▸ To be done
Return every line of the data below without any change, leaving out the pictures.

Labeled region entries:
:::::
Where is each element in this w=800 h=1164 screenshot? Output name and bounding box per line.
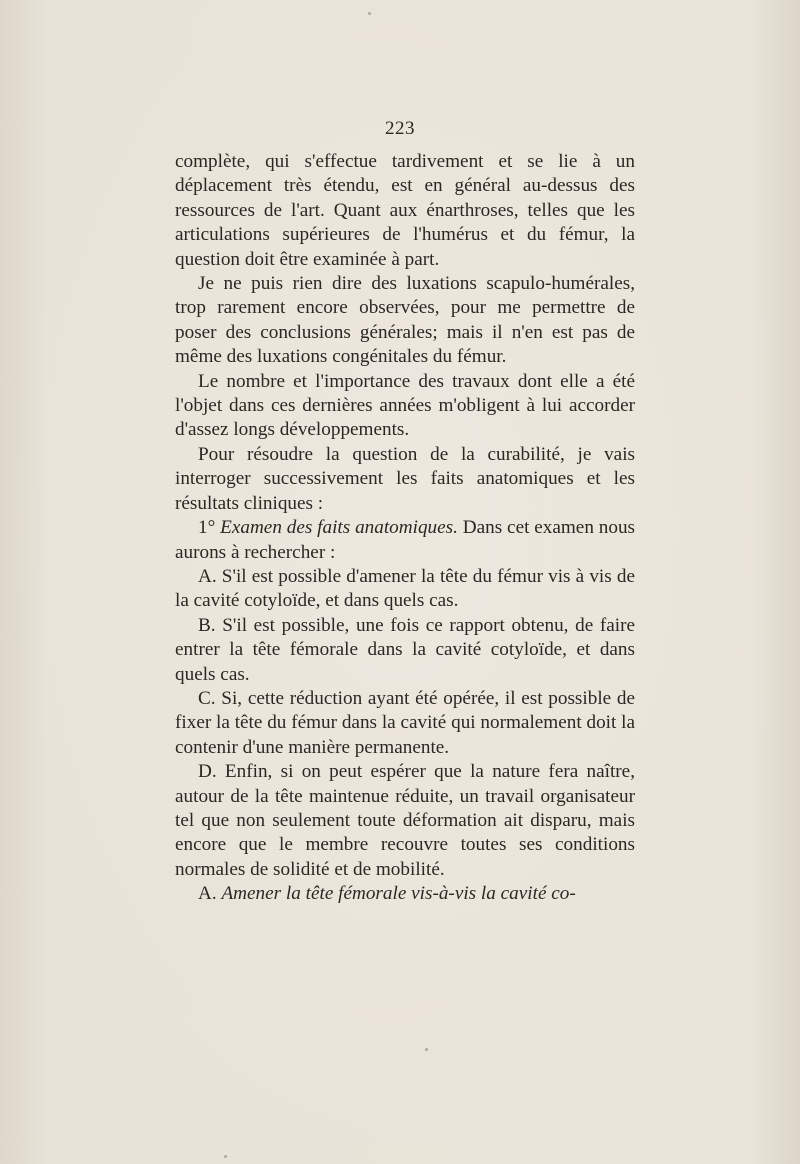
paper-speck: [425, 1048, 428, 1051]
paragraph: complète, qui s'effectue tardivement et se lie à un déplacement très étendu, est en général au-dessus des ressources de l'art. Quant aux énarthroses, telles que les articulations supérieures de l'humérus et du fémur, la question doit être examinée à part.: [175, 151, 635, 270]
section-intro: Dans cet examen nous aurons à rechercher :: [175, 517, 636, 563]
page-number: 223: [385, 118, 415, 139]
body-text: [175, 150, 635, 907]
final-letter: A.: [198, 883, 217, 905]
section-heading: [175, 516, 635, 565]
section-number: 1°: [198, 517, 216, 539]
paper-speck: [224, 1155, 227, 1158]
paper-speck: [368, 12, 371, 15]
final-italic-text: Amener la tête fémorale vis-à-vis la cavité co-: [221, 883, 576, 905]
list-item: B. S'il est possible, une fois ce rapport obtenu, de faire entrer la tête fémorale dans la cavité cotyloïde, et dans quels cas.: [175, 614, 635, 685]
paragraph: Pour résoudre la question de la curabilité, je vais interroger successivement les faits anatomiques et les résultats cliniques :: [175, 443, 635, 514]
final-line: [175, 882, 635, 906]
section-title: Examen des faits anatomiques.: [220, 517, 458, 539]
list-item: D. Enfin, si on peut espérer que la nature fera naître, autour de la tête maintenue réduite, un travail organisateur tel que non seulement toute déformation ait disparu, mais encore que le membre recouvre toutes ses conditions normales de solidité et de mobilité.: [175, 761, 635, 880]
paragraph: Le nombre et l'importance des travaux dont elle a été l'objet dans ces dernières années m'obligent à lui accorder d'assez longs développements.: [175, 370, 635, 441]
list-item: A. S'il est possible d'amener la tête du fémur vis à vis de la cavité cotyloïde, et dans quels cas.: [175, 565, 635, 612]
list-item: C. Si, cette réduction ayant été opérée, il est possible de fixer la tête du fémur dans la cavité qui normalement doit la contenir d'une manière permanente.: [175, 687, 635, 758]
paragraph: Je ne puis rien dire des luxations scapulo-humérales, trop rarement encore observées, pour me permettre de poser des conclusions générales; mais il n'en est pas de même des luxations congénitales du fémur.: [175, 273, 635, 368]
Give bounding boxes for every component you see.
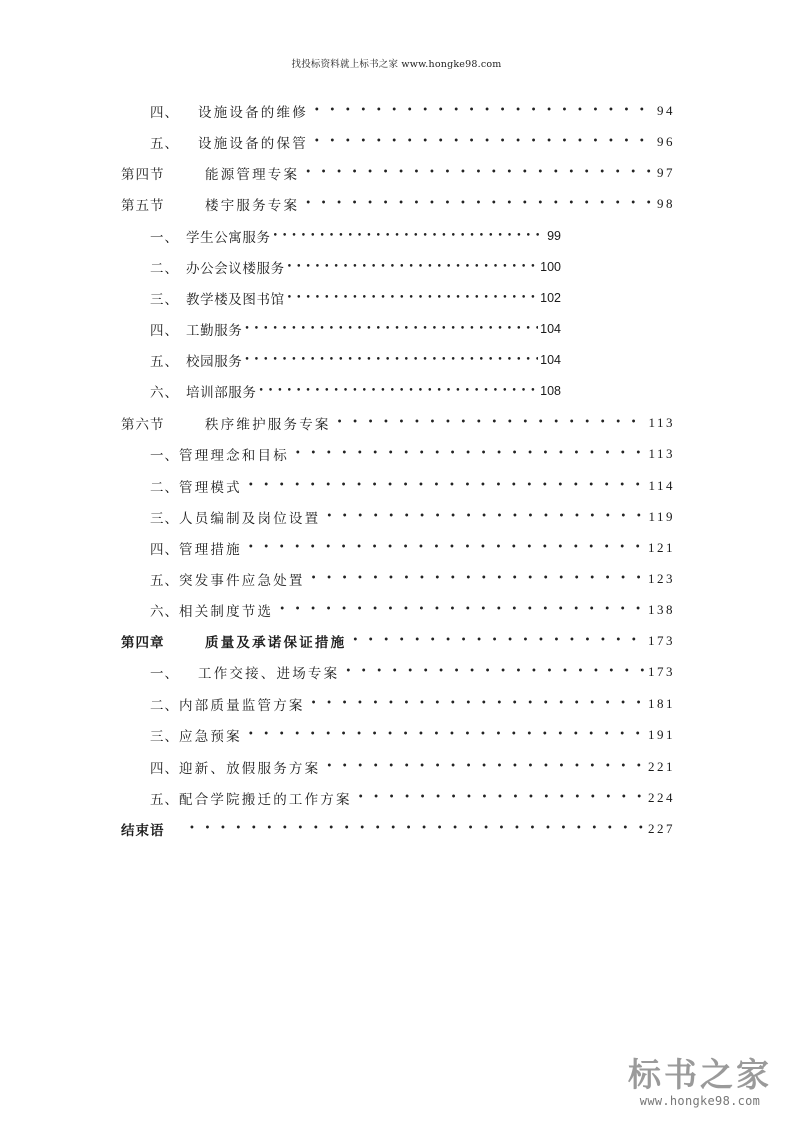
toc-row[interactable] [150,350,561,370]
toc-row[interactable] [150,288,561,308]
toc-title: 内部质量监管方案 [179,698,305,714]
toc-row[interactable] [150,444,675,464]
toc-title: 管理措施 [179,542,242,558]
toc-leader [273,226,545,246]
toc-row[interactable] [150,381,561,401]
toc-leader [305,194,653,214]
toc-page: 98 [657,196,675,211]
toc-page: 221 [648,759,675,774]
toc-row[interactable] [150,694,675,714]
toc-leader [248,538,644,558]
toc-page: 113 [648,415,675,430]
toc-page: 104 [540,353,561,367]
watermark-logo [625,1056,775,1108]
toc-leader [248,476,645,496]
toc-number: 一、 [150,230,179,246]
toc-leader [189,819,644,839]
toc-leader [352,631,644,651]
toc-leader [295,444,645,464]
toc-number: 二、 [150,261,179,277]
toc-page: 114 [648,478,675,493]
toc-row[interactable] [150,257,561,277]
toc-number: 二、 [150,480,179,496]
toc-page: 181 [648,696,675,711]
toc-title: 迎新、放假服务方案 [179,761,321,777]
toc-leader [287,257,538,277]
toc-leader [287,288,538,308]
toc-number: 三、 [150,511,179,527]
toc-title: 设施设备的维修 [198,105,308,121]
toc-number: 四、 [150,323,179,339]
toc-title: 突发事件应急处置 [179,573,305,589]
logo-url: www.hongke98.com [639,1094,761,1108]
toc-page: 96 [657,134,675,149]
toc-page: 102 [540,291,561,305]
toc-leader [345,662,644,682]
toc-leader [314,132,653,152]
toc-title: 办公会议楼服务 [186,261,285,277]
toc-row[interactable] [150,569,675,589]
toc-leader [311,694,644,714]
toc-number: 四、 [150,105,179,121]
toc-title: 相关制度节选 [179,604,274,620]
toc-title: 设施设备的保管 [198,136,308,152]
toc-title: 配合学院搬迁的工作方案 [179,792,352,808]
toc-row[interactable] [150,600,675,620]
toc-page: 173 [648,633,675,648]
toc-number: 五、 [150,354,179,370]
toc-row[interactable] [150,788,675,808]
toc-row[interactable] [150,101,675,121]
toc-page: 97 [657,165,675,180]
toc-title: 管理模式 [179,480,242,496]
toc-number: 三、 [150,292,179,308]
logo-text: 标书之家 [628,1055,772,1094]
toc-page: 191 [648,727,675,742]
toc-title: 应急预案 [179,729,242,745]
toc-page: 113 [648,446,675,461]
toc-page: 119 [648,509,675,524]
toc-title: 培训部服务 [186,385,257,401]
toc-number: 四、 [150,761,179,777]
toc-page: 224 [648,790,675,805]
toc-row[interactable] [150,725,675,745]
toc-leader [305,163,653,183]
toc-title: 工勤服务 [186,323,243,339]
toc-number: 六、 [150,385,179,401]
toc-number: 二、 [150,698,179,714]
page-header: 找投标资料就上标书之家 www.hongke98.com [291,59,502,70]
toc-row[interactable] [150,662,675,682]
toc-page: 227 [648,821,675,836]
toc-leader [314,101,653,121]
toc-leader [337,413,645,433]
toc-leader [358,788,644,808]
toc-number: 一、 [150,448,179,464]
toc-leader [244,319,538,339]
toc-number: 第四节 [121,167,165,183]
toc-title: 教学楼及图书馆 [186,292,285,308]
toc-row[interactable] [150,507,675,527]
toc-leader [326,507,644,527]
toc-page: 173 [648,664,675,679]
toc-page: 94 [657,103,675,118]
toc-number: 四、 [150,542,179,558]
toc-number: 一、 [150,666,179,682]
toc-number: 第五节 [121,198,165,214]
toc-row[interactable] [150,132,675,152]
toc-row[interactable] [121,413,675,433]
toc-number: 五、 [150,573,179,589]
toc-number: 三、 [150,729,179,745]
toc-leader [248,725,644,745]
toc-row[interactable] [150,319,561,339]
toc-number: 六、 [150,604,179,620]
toc-page: 123 [648,571,675,586]
toc-page: 108 [540,384,561,398]
toc-title: 工作交接、进场专案 [198,666,340,682]
toc-number: 结束语 [121,823,165,839]
toc-row[interactable] [121,163,675,183]
toc-leader [244,350,538,370]
toc-row[interactable] [121,819,675,839]
toc-title: 管理理念和目标 [179,448,289,464]
toc-page: 104 [540,322,561,336]
toc-number: 五、 [150,136,179,152]
toc-number: 第六节 [121,417,165,433]
toc-title: 能源管理专案 [205,167,300,183]
toc-row[interactable] [121,631,675,651]
toc-row[interactable] [150,226,561,246]
toc-title: 人员编制及岗位设置 [179,511,321,527]
toc-page: 100 [540,260,561,274]
toc-number: 五、 [150,792,179,808]
toc-page: 121 [648,540,675,555]
toc-number: 第四章 [121,635,165,651]
toc-leader [259,381,539,401]
toc-row[interactable] [150,476,675,496]
toc-page: 138 [648,602,675,617]
toc-leader [279,600,644,620]
toc-leader [311,569,644,589]
toc-title: 秩序维护服务专案 [205,417,331,433]
toc-page: 99 [547,229,561,243]
toc-row[interactable] [150,538,675,558]
toc-title: 学生公寓服务 [186,230,271,246]
toc-row[interactable] [150,757,675,777]
toc-leader [326,757,644,777]
toc-title: 楼宇服务专案 [205,198,300,214]
toc-row[interactable] [121,194,675,214]
toc-title: 校园服务 [186,354,243,370]
toc-title: 质量及承诺保证措施 [205,635,347,651]
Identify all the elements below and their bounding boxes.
:::::
▸ Exercise answer
Where is each element in this w=800 h=1164 screenshot? Output name and bounding box per line.
paper-speck: [425, 1048, 428, 1051]
paragraph: complète, qui s'effectue tardivement et se lie à un déplacement très étendu, est en général au-dessus des ressources de l'art. Quant aux énarthroses, telles que les articulations supérieures de l'humérus et du fémur, la question doit être examinée à part.: [175, 151, 635, 270]
section-intro: Dans cet examen nous aurons à rechercher :: [175, 517, 636, 563]
page-number: 223: [385, 118, 415, 139]
body-text: [175, 150, 635, 907]
final-letter: A.: [198, 883, 217, 905]
section-heading: [175, 516, 635, 565]
section-number: 1°: [198, 517, 216, 539]
paper-speck: [224, 1155, 227, 1158]
paper-speck: [368, 12, 371, 15]
final-italic-text: Amener la tête fémorale vis-à-vis la cavité co-: [221, 883, 576, 905]
list-item: B. S'il est possible, une fois ce rapport obtenu, de faire entrer la tête fémorale dans la cavité cotyloïde, et dans quels cas.: [175, 614, 635, 685]
paragraph: Pour résoudre la question de la curabilité, je vais interroger successivement les faits anatomiques et les résultats cliniques :: [175, 443, 635, 514]
final-line: [175, 882, 635, 906]
section-title: Examen des faits anatomiques.: [220, 517, 458, 539]
list-item: D. Enfin, si on peut espérer que la nature fera naître, autour de la tête maintenue réduite, un travail organisateur tel que non seulement toute déformation ait disparu, mais encore que le membre recouvre toutes ses conditions normales de solidité et de mobilité.: [175, 761, 635, 880]
paragraph: Le nombre et l'importance des travaux dont elle a été l'objet dans ces dernières années m'obligent à lui accorder d'assez longs développements.: [175, 370, 635, 441]
list-item: A. S'il est possible d'amener la tête du fémur vis à vis de la cavité cotyloïde, et dans quels cas.: [175, 565, 635, 612]
list-item: C. Si, cette réduction ayant été opérée, il est possible de fixer la tête du fémur dans la cavité qui normalement doit la contenir d'une manière permanente.: [175, 687, 635, 758]
paragraph: Je ne puis rien dire des luxations scapulo-humérales, trop rarement encore observées, pour me permettre de poser des conclusions générales; mais il n'en est pas de même des luxations congénitales du fémur.: [175, 273, 635, 368]
Give bounding boxes for every component you see.
toc-row[interactable] [150,350,561,370]
toc-row[interactable] [150,288,561,308]
toc-title: 内部质量监管方案 [179,698,305,714]
toc-row[interactable] [150,444,675,464]
toc-title: 管理措施 [179,542,242,558]
toc-leader [273,226,545,246]
toc-row[interactable] [150,381,561,401]
toc-leader [305,194,653,214]
toc-page: 98 [657,196,675,211]
toc-page: 221 [648,759,675,774]
toc-row[interactable] [150,694,675,714]
toc-leader [248,538,644,558]
toc-page: 113 [648,415,675,430]
toc-page: 104 [540,353,561,367]
watermark-logo [625,1056,775,1108]
toc-leader [248,476,645,496]
toc-number: 一、 [150,230,179,246]
toc-leader [189,819,644,839]
toc-leader [352,631,644,651]
toc-leader [295,444,645,464]
toc-number: 二、 [150,261,179,277]
toc-page: 114 [648,478,675,493]
toc-row[interactable] [150,257,561,277]
toc-number: 二、 [150,480,179,496]
toc-page: 181 [648,696,675,711]
toc-title: 迎新、放假服务方案 [179,761,321,777]
toc-leader [287,257,538,277]
toc-leader [287,288,538,308]
toc-number: 三、 [150,511,179,527]
toc-title: 设施设备的维修 [198,105,308,121]
toc-number: 四、 [150,323,179,339]
toc-title: 突发事件应急处置 [179,573,305,589]
logo-url: www.hongke98.com [639,1094,761,1108]
toc-page: 96 [657,134,675,149]
toc-page: 102 [540,291,561,305]
toc-leader [345,662,644,682]
toc-leader [314,132,653,152]
toc-title: 办公会议楼服务 [186,261,285,277]
toc-row[interactable] [150,569,675,589]
toc-leader [311,694,644,714]
toc-number: 四、 [150,105,179,121]
toc-title: 相关制度节选 [179,604,274,620]
toc-title: 设施设备的保管 [198,136,308,152]
toc-title: 配合学院搬迁的工作方案 [179,792,352,808]
toc-row[interactable] [150,600,675,620]
toc-page: 173 [648,633,675,648]
toc-number: 五、 [150,354,179,370]
toc-row[interactable] [150,788,675,808]
toc-row[interactable] [150,101,675,121]
toc-page: 97 [657,165,675,180]
toc-title: 管理模式 [179,480,242,496]
toc-number: 三、 [150,292,179,308]
logo-text: 标书之家 [628,1055,772,1094]
toc-page: 191 [648,727,675,742]
toc-title: 应急预案 [179,729,242,745]
toc-page: 113 [648,446,675,461]
toc-page: 119 [648,509,675,524]
toc-title: 培训部服务 [186,385,257,401]
toc-number: 四、 [150,761,179,777]
toc-page: 224 [648,790,675,805]
toc-row[interactable] [150,725,675,745]
toc-leader [305,163,653,183]
toc-title: 工勤服务 [186,323,243,339]
toc-number: 六、 [150,385,179,401]
toc-number: 二、 [150,698,179,714]
page-header: 找投标资料就上标书之家 www.hongke98.com [291,59,502,70]
toc-row[interactable] [150,662,675,682]
toc-page: 227 [648,821,675,836]
toc-leader [314,101,653,121]
toc-leader [337,413,645,433]
toc-leader [358,788,644,808]
toc-number: 一、 [150,448,179,464]
toc-leader [244,319,538,339]
toc-number: 第四节 [121,167,165,183]
toc-title: 教学楼及图书馆 [186,292,285,308]
toc-row[interactable] [150,507,675,527]
toc-leader [326,507,644,527]
toc-page: 173 [648,664,675,679]
toc-page: 94 [657,103,675,118]
toc-number: 四、 [150,542,179,558]
toc-number: 一、 [150,666,179,682]
toc-number: 第五节 [121,198,165,214]
toc-row[interactable] [150,132,675,152]
toc-row[interactable] [121,413,675,433]
toc-number: 五、 [150,573,179,589]
toc-number: 三、 [150,729,179,745]
toc-leader [248,725,644,745]
toc-row[interactable] [150,319,561,339]
toc-number: 六、 [150,604,179,620]
toc-page: 123 [648,571,675,586]
toc-page: 108 [540,384,561,398]
toc-title: 工作交接、进场专案 [198,666,340,682]
toc-number: 结束语 [121,823,165,839]
toc-row[interactable] [121,163,675,183]
toc-leader [244,350,538,370]
toc-row[interactable] [121,819,675,839]
toc-title: 管理理念和目标 [179,448,289,464]
toc-page: 104 [540,322,561,336]
toc-number: 五、 [150,136,179,152]
toc-number: 第六节 [121,417,165,433]
toc-title: 能源管理专案 [205,167,300,183]
toc-row[interactable] [121,631,675,651]
toc-row[interactable] [150,226,561,246]
toc-title: 人员编制及岗位设置 [179,511,321,527]
toc-page: 100 [540,260,561,274]
toc-number: 五、 [150,792,179,808]
toc-page: 121 [648,540,675,555]
toc-number: 第四章 [121,635,165,651]
toc-leader [259,381,539,401]
toc-row[interactable] [150,476,675,496]
toc-page: 138 [648,602,675,617]
toc-leader [279,600,644,620]
toc-leader [311,569,644,589]
toc-title: 秩序维护服务专案 [205,417,331,433]
toc-page: 99 [547,229,561,243]
toc-row[interactable] [150,538,675,558]
toc-title: 学生公寓服务 [186,230,271,246]
toc-row[interactable] [150,757,675,777]
toc-leader [326,757,644,777]
toc-title: 楼宇服务专案 [205,198,300,214]
toc-row[interactable] [121,194,675,214]
toc-title: 校园服务 [186,354,243,370]
toc-title: 质量及承诺保证措施 [205,635,347,651]
Identify all the elements below and their bounding boxes.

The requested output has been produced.